WHAT IS BEING ASKED:
Pick out all lines with the word "property" from the records that follow.

****

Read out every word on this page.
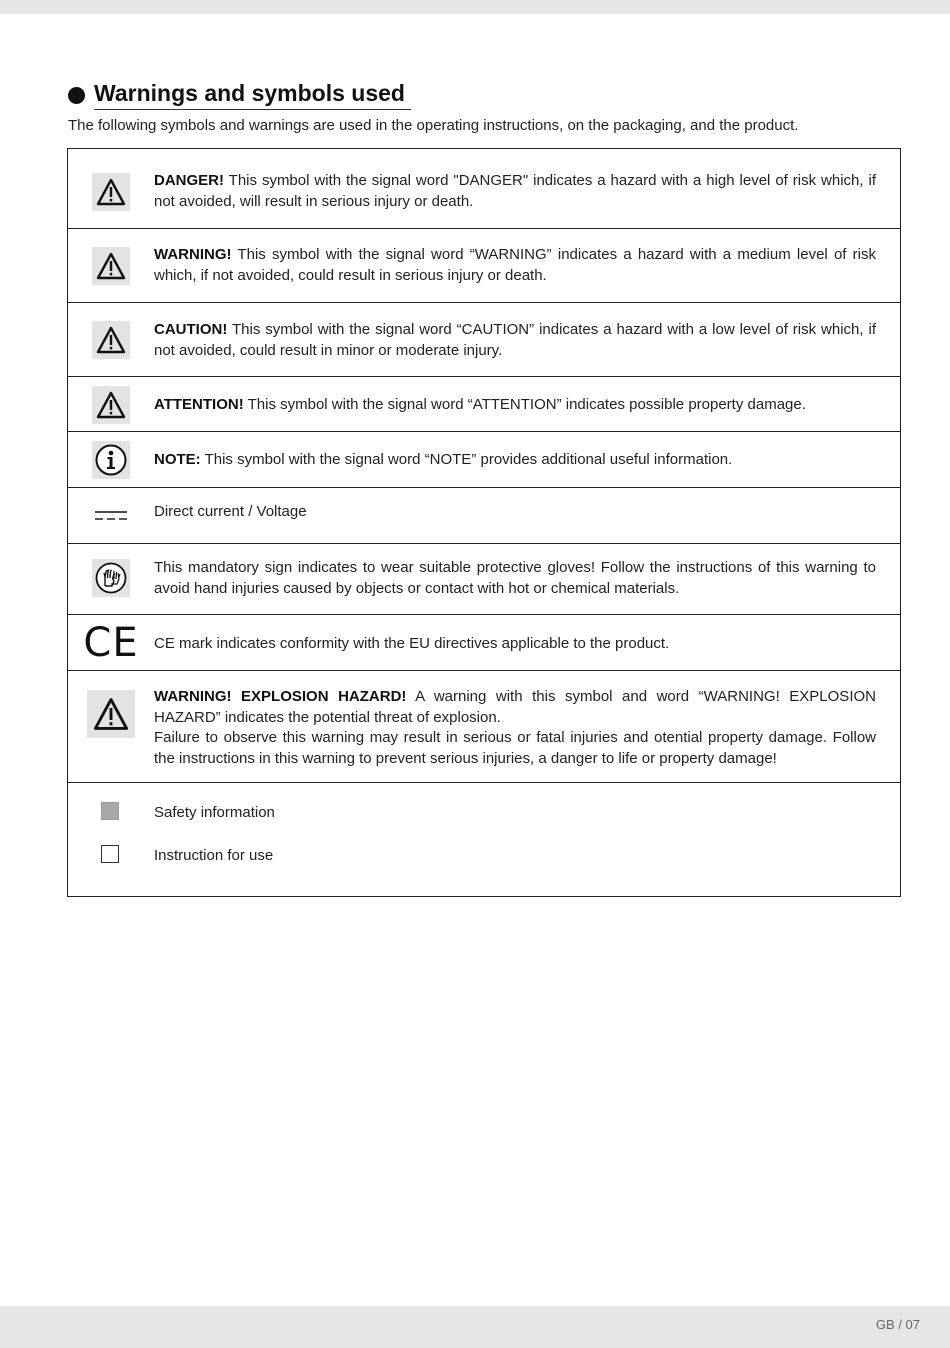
Warnings and symbols used
The following symbols and warnings are used in the operating instructions, on the packaging, and the product.
DANGER! This symbol with the signal word "DANGER" indicates a hazard with a high level of risk which, if not avoided, will result in serious injury or death.
WARNING! This symbol with the signal word “WARNING” indicates a hazard with a medium level of risk which, if not avoided, could result in serious injury or death.
CAUTION! This symbol with the signal word “CAUTION” indicates a hazard with a low level of risk which, if not avoided, could result in minor or moderate injury.
ATTENTION! This symbol with the signal word “ATTENTION” indicates possible property damage.
NOTE: This symbol with the signal word “NOTE” provides additional useful information.
Direct current / Voltage
This mandatory sign indicates to wear suitable protective gloves! Follow the instructions of this warning to avoid hand injuries caused by objects or contact with hot or chemical materials.
CE CE mark indicates conformity with the EU directives applicable to the product.
WARNING! EXPLOSION HAZARD! A warning with this symbol and word “WARNING! EXPLOSION HAZARD” indicates the potential threat of explosion.
Failure to observe this warning may result in serious or fatal injuries and otential property damage. Follow the instructions in this warning to prevent serious injuries, a danger to life or property damage!
Safety information
Instruction for use
GB / 07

****

TASK RESULT:
ATTENTION! This symbol with the signal word “ATTENTION” indicates possible property damage.
Failure to observe this warning may result in serious or fatal injuries and otential property damage. Follow the instructions in this warning to prevent serious injuries, a danger to life or property damage!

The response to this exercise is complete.